▶ _Problem description_
Check each line of the records below and collect those holding "Nevada".

※ ※ ※

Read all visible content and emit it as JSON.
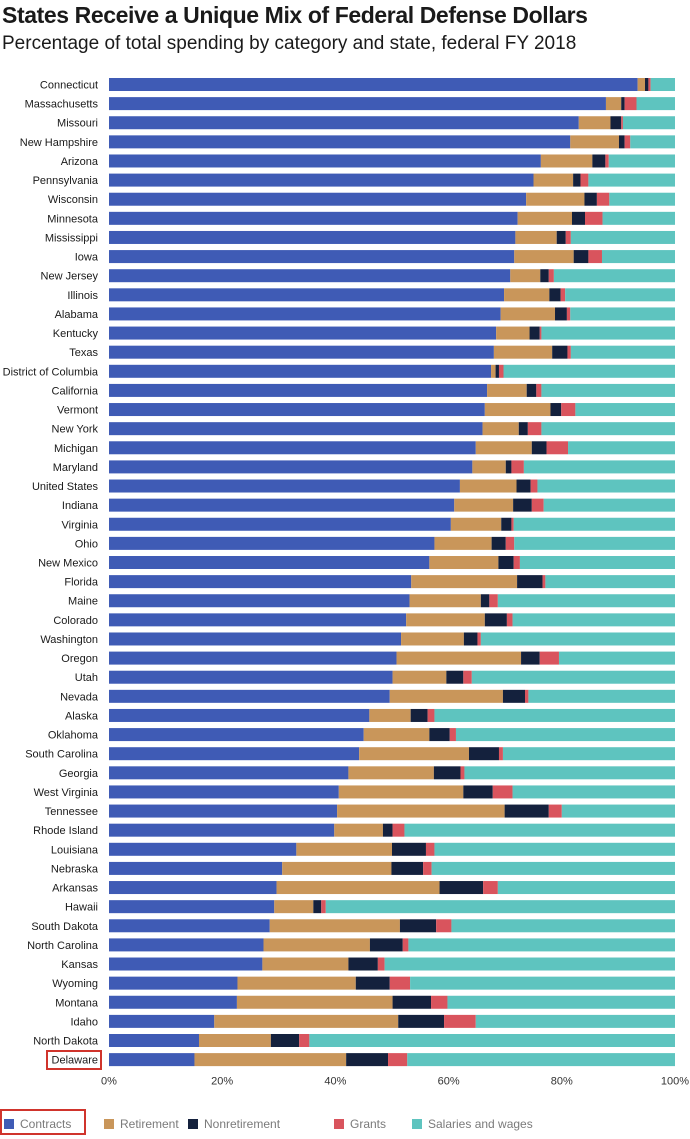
{
  "title": "States Receive a Unique Mix of Federal Defense Dollars",
  "subtitle": "Percentage of total spending by category and state, federal FY 2018",
  "colors": {
    "Contracts": "#3f5bb5",
    "Retirement": "#c9965a",
    "Nonretirement": "#14213d",
    "Grants": "#d9545d",
    "Salaries and wages": "#5ec4bf",
    "highlight": "#d0342c"
  },
  "chart_data": {
    "type": "bar",
    "orientation": "horizontal",
    "stacked": true,
    "xlim": [
      0,
      100
    ],
    "x_ticks": [
      "0%",
      "20%",
      "40%",
      "60%",
      "80%",
      "100%"
    ],
    "grid": false,
    "legend": "bottom",
    "highlighted_category": "Delaware",
    "highlighted_series": "Contracts",
    "categories": [
      "Connecticut",
      "Massachusetts",
      "Missouri",
      "New Hampshire",
      "Arizona",
      "Pennsylvania",
      "Wisconsin",
      "Minnesota",
      "Mississippi",
      "Iowa",
      "New Jersey",
      "Illinois",
      "Alabama",
      "Kentucky",
      "Texas",
      "District of Columbia",
      "California",
      "Vermont",
      "New York",
      "Michigan",
      "Maryland",
      "United States",
      "Indiana",
      "Virginia",
      "Ohio",
      "New Mexico",
      "Florida",
      "Maine",
      "Colorado",
      "Washington",
      "Oregon",
      "Utah",
      "Nevada",
      "Alaska",
      "Oklahoma",
      "South Carolina",
      "Georgia",
      "West Virginia",
      "Tennessee",
      "Rhode Island",
      "Louisiana",
      "Nebraska",
      "Arkansas",
      "Hawaii",
      "South Dakota",
      "North Carolina",
      "Kansas",
      "Wyoming",
      "Montana",
      "Idaho",
      "North Dakota",
      "Delaware"
    ],
    "series": [
      {
        "name": "Contracts",
        "values": [
          93.4,
          87.8,
          83.0,
          81.5,
          76.3,
          75.0,
          73.7,
          72.2,
          71.8,
          71.6,
          70.9,
          69.8,
          69.2,
          68.4,
          68.0,
          67.5,
          66.8,
          66.4,
          66.0,
          64.8,
          64.2,
          62.0,
          61.0,
          60.4,
          57.5,
          56.6,
          53.4,
          53.1,
          52.5,
          51.6,
          50.8,
          50.1,
          49.6,
          46.0,
          45.0,
          44.2,
          42.3,
          40.6,
          40.3,
          39.8,
          33.1,
          30.6,
          29.6,
          29.2,
          28.4,
          27.3,
          27.1,
          22.7,
          22.6,
          18.6,
          15.9,
          15.1
        ]
      },
      {
        "name": "Retirement",
        "values": [
          1.3,
          2.7,
          5.6,
          8.6,
          9.1,
          7.0,
          10.3,
          9.6,
          7.3,
          10.5,
          5.3,
          8.0,
          9.6,
          5.9,
          10.3,
          0.8,
          7.0,
          11.6,
          6.4,
          9.9,
          5.9,
          10.0,
          10.4,
          8.9,
          10.1,
          12.2,
          18.7,
          12.6,
          13.9,
          11.1,
          22.0,
          9.5,
          20.0,
          7.3,
          11.6,
          19.4,
          15.1,
          22.0,
          29.6,
          8.6,
          16.9,
          19.3,
          28.8,
          6.9,
          23.0,
          18.8,
          15.2,
          20.9,
          27.5,
          32.5,
          12.7,
          26.8
        ]
      },
      {
        "name": "Nonretirement",
        "values": [
          0.6,
          0.6,
          1.9,
          1.0,
          2.3,
          1.3,
          2.2,
          2.3,
          1.6,
          2.6,
          1.5,
          2.0,
          2.1,
          1.8,
          2.7,
          0.6,
          1.7,
          1.9,
          1.6,
          2.6,
          1.0,
          2.5,
          3.3,
          1.8,
          2.5,
          2.7,
          4.5,
          1.5,
          3.9,
          2.4,
          3.3,
          3.0,
          3.9,
          3.0,
          3.6,
          5.3,
          4.7,
          5.2,
          7.8,
          1.7,
          6.0,
          5.6,
          7.7,
          1.4,
          6.4,
          5.8,
          5.2,
          6.0,
          6.8,
          8.1,
          5.0,
          7.4
        ]
      },
      {
        "name": "Grants",
        "values": [
          0.4,
          2.1,
          0.3,
          1.0,
          0.6,
          1.4,
          2.2,
          3.1,
          0.9,
          2.4,
          0.9,
          0.8,
          0.6,
          0.3,
          0.6,
          0.8,
          0.9,
          2.5,
          2.4,
          3.8,
          2.2,
          1.2,
          2.1,
          0.4,
          1.5,
          1.1,
          0.5,
          1.5,
          1.0,
          0.6,
          3.4,
          1.5,
          0.6,
          1.2,
          1.1,
          0.7,
          0.7,
          3.5,
          2.3,
          2.1,
          1.5,
          1.5,
          2.6,
          0.8,
          2.7,
          1.0,
          1.2,
          3.6,
          2.9,
          5.6,
          1.8,
          3.4
        ]
      },
      {
        "name": "Salaries and wages",
        "values": [
          4.3,
          6.8,
          9.2,
          7.9,
          11.7,
          15.3,
          11.6,
          12.8,
          18.4,
          12.9,
          21.4,
          19.4,
          18.5,
          23.6,
          18.4,
          30.3,
          23.6,
          17.6,
          23.6,
          18.9,
          26.7,
          24.3,
          23.2,
          28.5,
          28.4,
          27.4,
          22.9,
          31.3,
          28.7,
          34.3,
          20.5,
          35.9,
          25.9,
          42.5,
          38.7,
          30.4,
          37.2,
          28.7,
          20.0,
          47.8,
          42.5,
          43.0,
          31.3,
          61.7,
          39.5,
          47.1,
          51.3,
          46.8,
          40.2,
          35.2,
          64.6,
          47.3
        ]
      }
    ]
  }
}
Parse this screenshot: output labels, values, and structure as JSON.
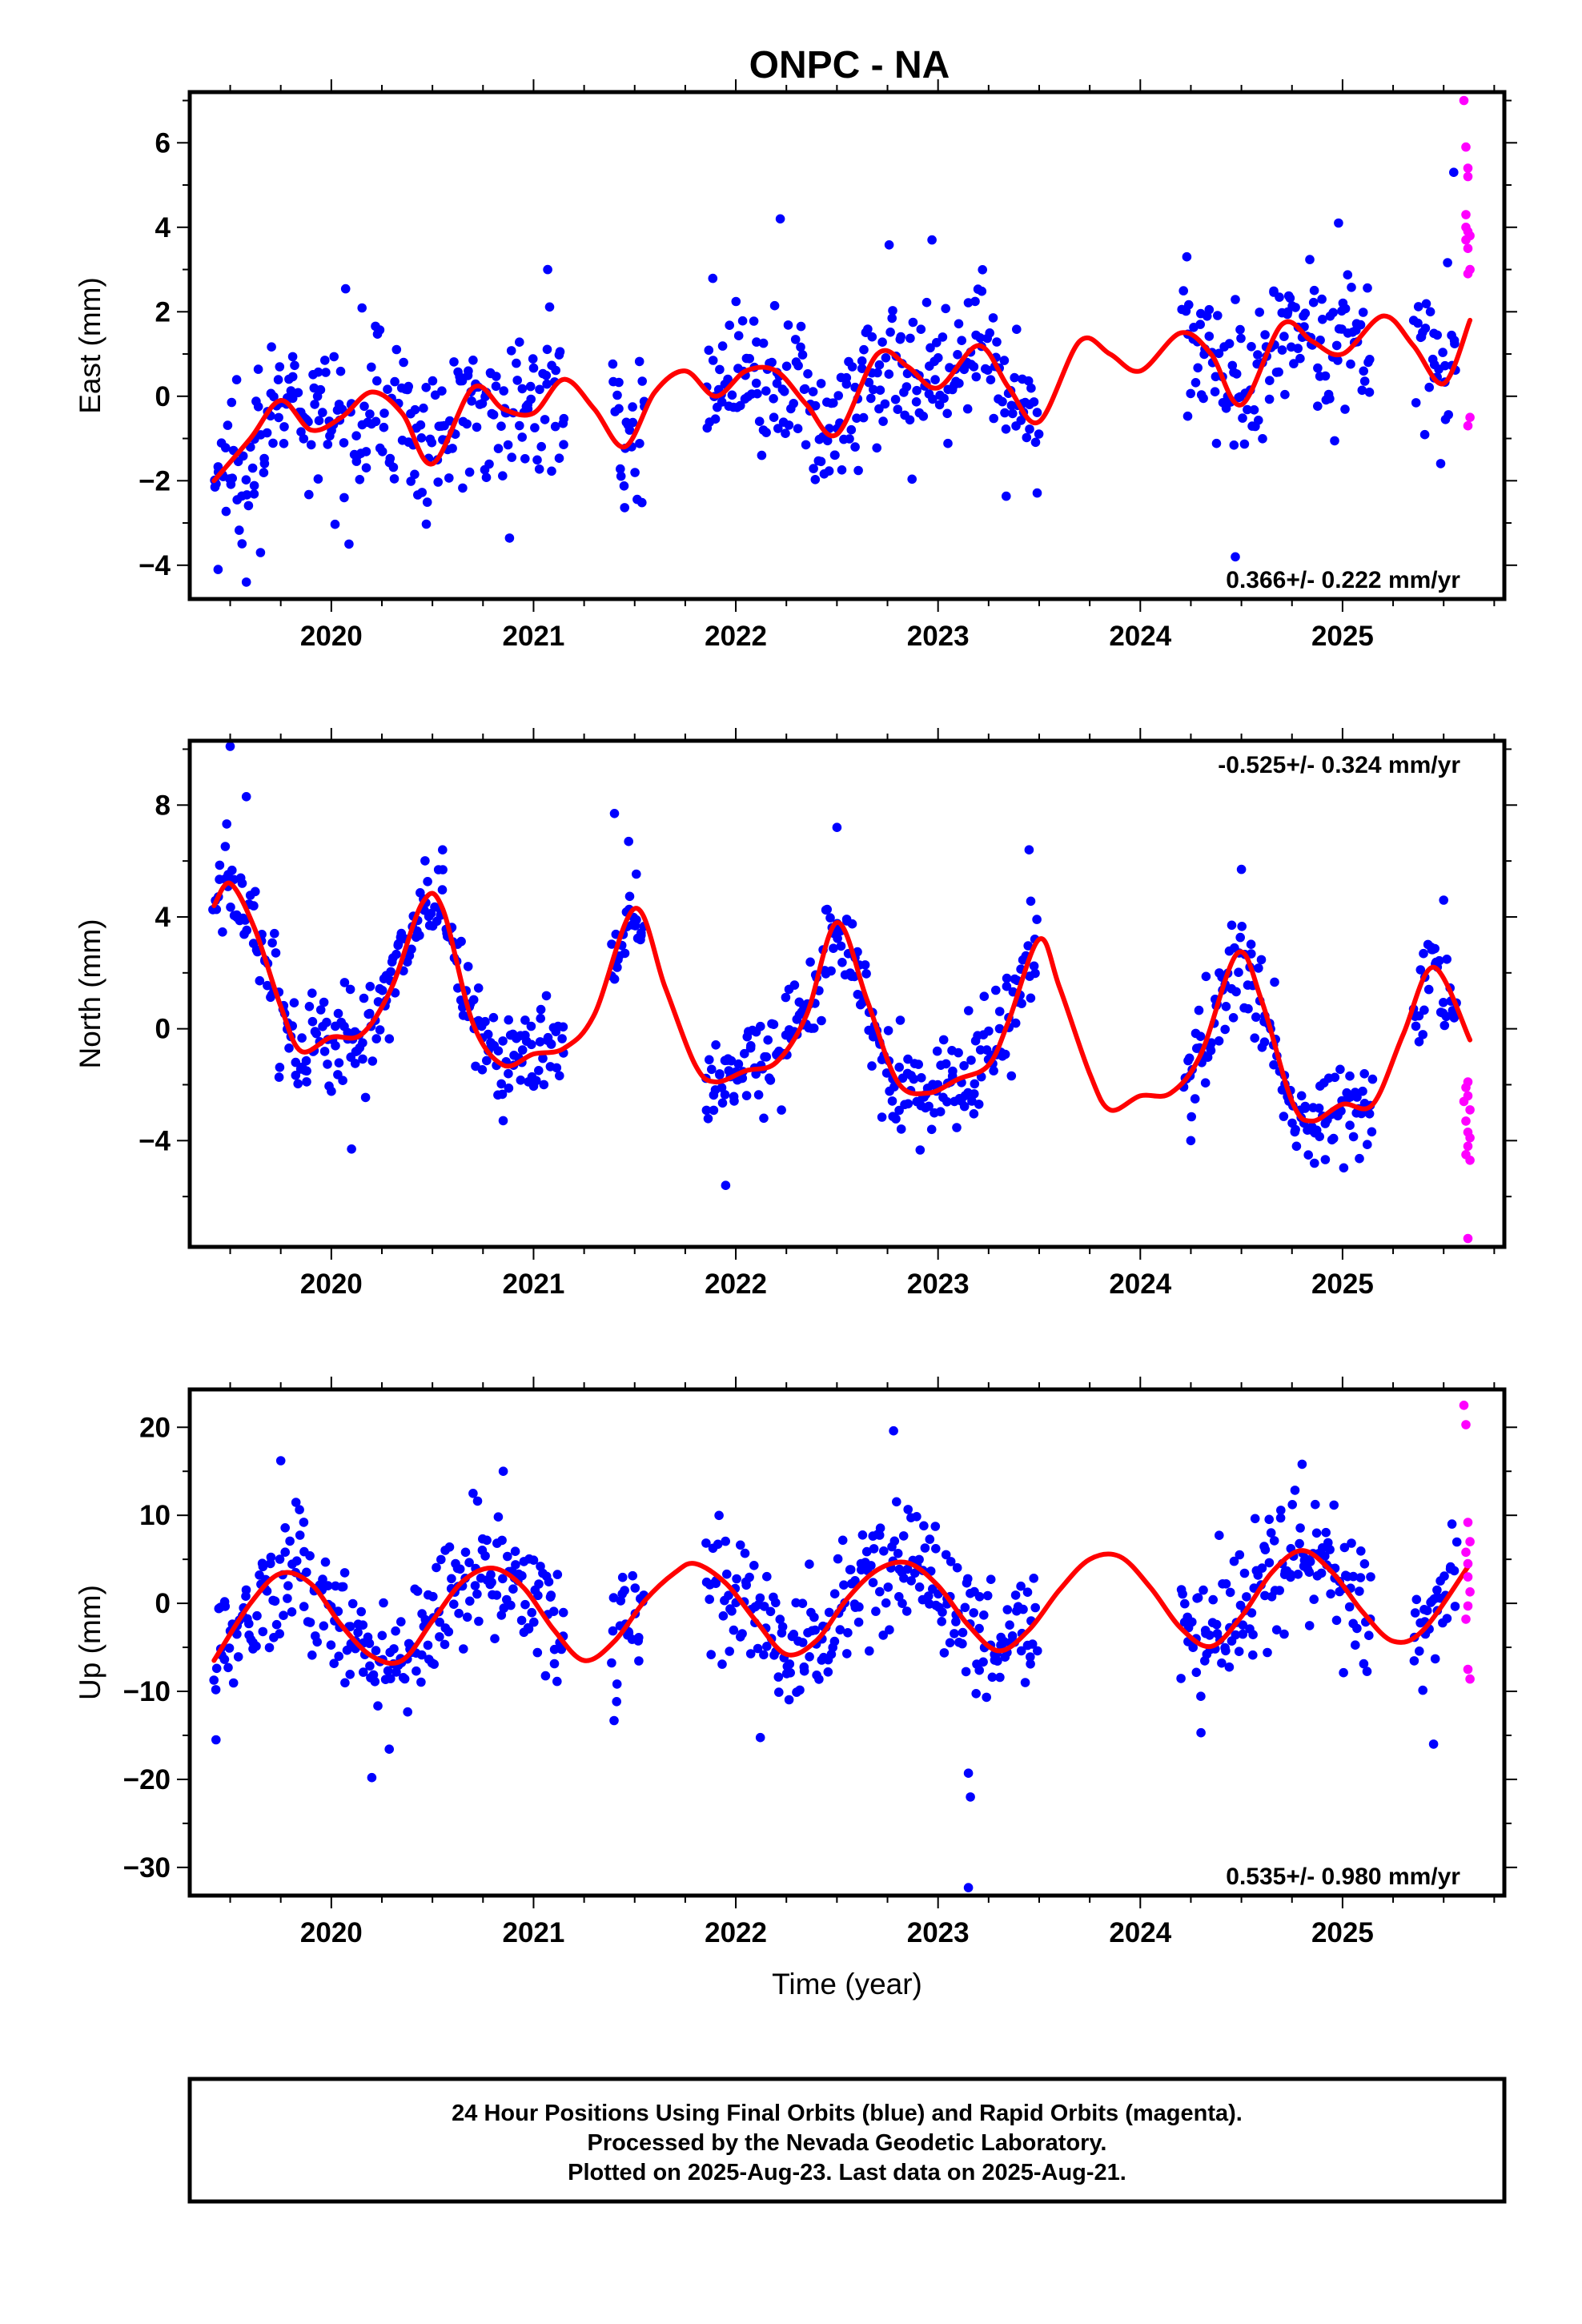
{
  "title": "ONPC - NA",
  "xlabel": "Time (year)",
  "footer": {
    "lines": [
      "24 Hour Positions Using Final Orbits (blue) and Rapid Orbits (magenta).",
      "Processed by the Nevada Geodetic Laboratory.",
      "Plotted on 2025-Aug-23. Last data on 2025-Aug-21."
    ]
  },
  "colors": {
    "final_orbits": "#0000ff",
    "rapid_orbits": "#ff00ff",
    "model_fit": "#ff0000",
    "frame": "#000000"
  },
  "chart_data": [
    {
      "type": "scatter",
      "component": "east",
      "ylabel": "East (mm)",
      "xlim": [
        2019.3,
        2025.8
      ],
      "ylim": [
        -4.8,
        7.2
      ],
      "xticks": [
        2020,
        2021,
        2022,
        2023,
        2024,
        2025
      ],
      "yticks": [
        -4,
        -2,
        0,
        2,
        4,
        6
      ],
      "rate_label": "0.366+/- 0.222 mm/yr",
      "rate_position": "bottom-right",
      "model": {
        "name": "model fit",
        "x": [
          2019.42,
          2019.6,
          2019.75,
          2019.9,
          2020.05,
          2020.2,
          2020.35,
          2020.5,
          2020.7,
          2020.85,
          2021.0,
          2021.15,
          2021.3,
          2021.45,
          2021.6,
          2021.75,
          2021.9,
          2022.05,
          2022.2,
          2022.35,
          2022.5,
          2022.7,
          2022.85,
          2023.0,
          2023.2,
          2023.35,
          2023.5,
          2023.7,
          2023.85,
          2024.0,
          2024.2,
          2024.35,
          2024.5,
          2024.7,
          2024.85,
          2025.0,
          2025.2,
          2025.35,
          2025.5,
          2025.63
        ],
        "y": [
          -2.0,
          -1.0,
          -0.1,
          -0.8,
          -0.5,
          0.1,
          -0.4,
          -1.6,
          0.2,
          -0.3,
          -0.4,
          0.4,
          -0.3,
          -1.2,
          0.1,
          0.6,
          0.0,
          0.6,
          0.6,
          -0.2,
          -0.9,
          1.0,
          0.7,
          0.2,
          1.2,
          0.2,
          -0.6,
          1.3,
          1.0,
          0.6,
          1.5,
          1.0,
          -0.2,
          1.7,
          1.3,
          1.0,
          1.9,
          1.2,
          0.3,
          1.8
        ]
      },
      "gaps": [
        [
          2021.15,
          2021.38
        ],
        [
          2021.55,
          2021.85
        ],
        [
          2023.5,
          2024.2
        ],
        [
          2025.15,
          2025.35
        ]
      ],
      "final_points": {
        "x_start": 2019.42,
        "x_end": 2025.57,
        "count": 900,
        "spread_mm": 0.9,
        "outliers": [
          {
            "x": 2019.44,
            "y": -4.1
          },
          {
            "x": 2019.58,
            "y": -4.4
          },
          {
            "x": 2019.65,
            "y": -3.7
          },
          {
            "x": 2021.07,
            "y": 3.0
          },
          {
            "x": 2022.22,
            "y": 4.2
          },
          {
            "x": 2022.97,
            "y": 3.7
          },
          {
            "x": 2024.23,
            "y": 3.3
          },
          {
            "x": 2024.47,
            "y": -3.8
          },
          {
            "x": 2024.98,
            "y": 4.1
          },
          {
            "x": 2025.55,
            "y": 5.3
          }
        ]
      },
      "rapid_points": {
        "x": [
          2025.6,
          2025.61,
          2025.62,
          2025.62,
          2025.61,
          2025.62,
          2025.61,
          2025.62,
          2025.63,
          2025.62,
          2025.63,
          2025.62,
          2025.61,
          2025.63
        ],
        "y": [
          7.0,
          5.9,
          5.4,
          5.2,
          4.3,
          3.9,
          3.7,
          3.5,
          3.0,
          2.9,
          -0.5,
          -0.7,
          4.0,
          3.8
        ]
      }
    },
    {
      "type": "scatter",
      "component": "north",
      "ylabel": "North (mm)",
      "xlim": [
        2019.3,
        2025.8
      ],
      "ylim": [
        -7.8,
        10.3
      ],
      "xticks": [
        2020,
        2021,
        2022,
        2023,
        2024,
        2025
      ],
      "yticks": [
        -4,
        0,
        4,
        8
      ],
      "rate_label": "-0.525+/- 0.324 mm/yr",
      "rate_position": "top-right",
      "model": {
        "name": "model fit",
        "x": [
          2019.42,
          2019.5,
          2019.62,
          2019.75,
          2019.85,
          2020.0,
          2020.15,
          2020.3,
          2020.45,
          2020.55,
          2020.7,
          2020.85,
          2021.0,
          2021.15,
          2021.3,
          2021.5,
          2021.65,
          2021.8,
          2021.9,
          2022.05,
          2022.2,
          2022.35,
          2022.5,
          2022.65,
          2022.8,
          2022.95,
          2023.1,
          2023.25,
          2023.35,
          2023.5,
          2023.6,
          2023.75,
          2023.85,
          2024.0,
          2024.15,
          2024.3,
          2024.48,
          2024.6,
          2024.75,
          2024.85,
          2025.0,
          2025.15,
          2025.3,
          2025.45,
          2025.63
        ],
        "y": [
          4.4,
          5.2,
          3.6,
          0.8,
          -0.8,
          -0.3,
          -0.2,
          1.5,
          4.5,
          4.3,
          0.2,
          -1.3,
          -0.9,
          -0.7,
          0.5,
          4.3,
          1.5,
          -1.3,
          -1.9,
          -1.5,
          -1.2,
          0.5,
          3.8,
          1.0,
          -1.9,
          -2.3,
          -1.8,
          -1.3,
          0.3,
          3.2,
          1.5,
          -1.6,
          -2.9,
          -2.4,
          -2.3,
          -0.9,
          2.7,
          1.0,
          -2.6,
          -3.3,
          -2.7,
          -2.7,
          -0.2,
          2.2,
          -0.4
        ]
      },
      "gaps": [
        [
          2021.15,
          2021.38
        ],
        [
          2021.55,
          2021.85
        ],
        [
          2023.5,
          2024.2
        ],
        [
          2025.15,
          2025.35
        ]
      ],
      "final_points": {
        "x_start": 2019.42,
        "x_end": 2025.57,
        "count": 900,
        "spread_mm": 0.9,
        "outliers": [
          {
            "x": 2019.5,
            "y": 10.1
          },
          {
            "x": 2019.58,
            "y": 8.3
          },
          {
            "x": 2020.1,
            "y": -4.3
          },
          {
            "x": 2020.55,
            "y": 6.4
          },
          {
            "x": 2021.4,
            "y": 7.7
          },
          {
            "x": 2021.47,
            "y": 6.7
          },
          {
            "x": 2021.95,
            "y": -5.6
          },
          {
            "x": 2022.5,
            "y": 7.2
          },
          {
            "x": 2023.45,
            "y": 6.4
          },
          {
            "x": 2024.25,
            "y": -4.0
          },
          {
            "x": 2024.5,
            "y": 5.7
          },
          {
            "x": 2025.5,
            "y": 4.6
          }
        ]
      },
      "rapid_points": {
        "x": [
          2025.6,
          2025.61,
          2025.62,
          2025.63,
          2025.61,
          2025.62,
          2025.63,
          2025.62,
          2025.61,
          2025.63,
          2025.62,
          2025.62
        ],
        "y": [
          -2.6,
          -2.1,
          -1.9,
          -2.9,
          -3.3,
          -3.7,
          -3.9,
          -4.2,
          -4.5,
          -4.7,
          -7.5,
          -2.4
        ]
      }
    },
    {
      "type": "scatter",
      "component": "up",
      "ylabel": "Up (mm)",
      "xlim": [
        2019.3,
        2025.8
      ],
      "ylim": [
        -33.2,
        24.3
      ],
      "xticks": [
        2020,
        2021,
        2022,
        2023,
        2024,
        2025
      ],
      "yticks": [
        -30,
        -20,
        -10,
        0,
        10,
        20
      ],
      "rate_label": "0.535+/- 0.980 mm/yr",
      "rate_position": "bottom-right",
      "model": {
        "name": "model fit",
        "x": [
          2019.42,
          2019.6,
          2019.75,
          2019.9,
          2020.05,
          2020.2,
          2020.35,
          2020.5,
          2020.65,
          2020.8,
          2020.95,
          2021.1,
          2021.25,
          2021.4,
          2021.55,
          2021.7,
          2021.8,
          2021.95,
          2022.1,
          2022.25,
          2022.4,
          2022.55,
          2022.7,
          2022.85,
          2023.0,
          2023.15,
          2023.3,
          2023.45,
          2023.6,
          2023.75,
          2023.9,
          2024.05,
          2024.2,
          2024.35,
          2024.5,
          2024.65,
          2024.8,
          2024.95,
          2025.1,
          2025.25,
          2025.4,
          2025.63
        ],
        "y": [
          -6.5,
          0.0,
          3.4,
          2.2,
          -2.5,
          -6.0,
          -6.5,
          -2.0,
          2.5,
          4.0,
          1.8,
          -3.0,
          -6.5,
          -4.3,
          0.3,
          3.5,
          4.5,
          2.3,
          -2.0,
          -5.8,
          -4.2,
          0.5,
          3.8,
          4.6,
          2.0,
          -2.5,
          -5.4,
          -3.0,
          1.5,
          5.0,
          5.3,
          1.8,
          -2.8,
          -4.9,
          -1.5,
          3.5,
          6.0,
          3.5,
          -1.0,
          -4.3,
          -3.0,
          4.5
        ]
      },
      "gaps": [
        [
          2021.15,
          2021.38
        ],
        [
          2021.55,
          2021.85
        ],
        [
          2023.5,
          2024.2
        ],
        [
          2025.15,
          2025.35
        ]
      ],
      "final_points": {
        "x_start": 2019.42,
        "x_end": 2025.57,
        "count": 900,
        "spread_mm": 3.6,
        "outliers": [
          {
            "x": 2019.43,
            "y": -15.5
          },
          {
            "x": 2019.75,
            "y": 16.2
          },
          {
            "x": 2020.2,
            "y": -19.8
          },
          {
            "x": 2020.85,
            "y": 15.0
          },
          {
            "x": 2022.78,
            "y": 19.6
          },
          {
            "x": 2023.15,
            "y": -19.3
          },
          {
            "x": 2023.16,
            "y": -22.0
          },
          {
            "x": 2023.15,
            "y": -32.3
          },
          {
            "x": 2024.3,
            "y": -14.7
          },
          {
            "x": 2024.8,
            "y": 15.8
          },
          {
            "x": 2025.45,
            "y": -16.0
          }
        ]
      },
      "rapid_points": {
        "x": [
          2025.6,
          2025.61,
          2025.62,
          2025.63,
          2025.61,
          2025.62,
          2025.63,
          2025.62,
          2025.61,
          2025.62,
          2025.63,
          2025.62
        ],
        "y": [
          22.5,
          20.3,
          9.2,
          7.0,
          5.8,
          3.0,
          1.3,
          -0.3,
          -1.8,
          -7.5,
          -8.6,
          4.5
        ]
      }
    }
  ]
}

※ ※ ※

▶ _Solved problem_
      "Nevada",
      "Processed by the Nevada Geodetic Laboratory.",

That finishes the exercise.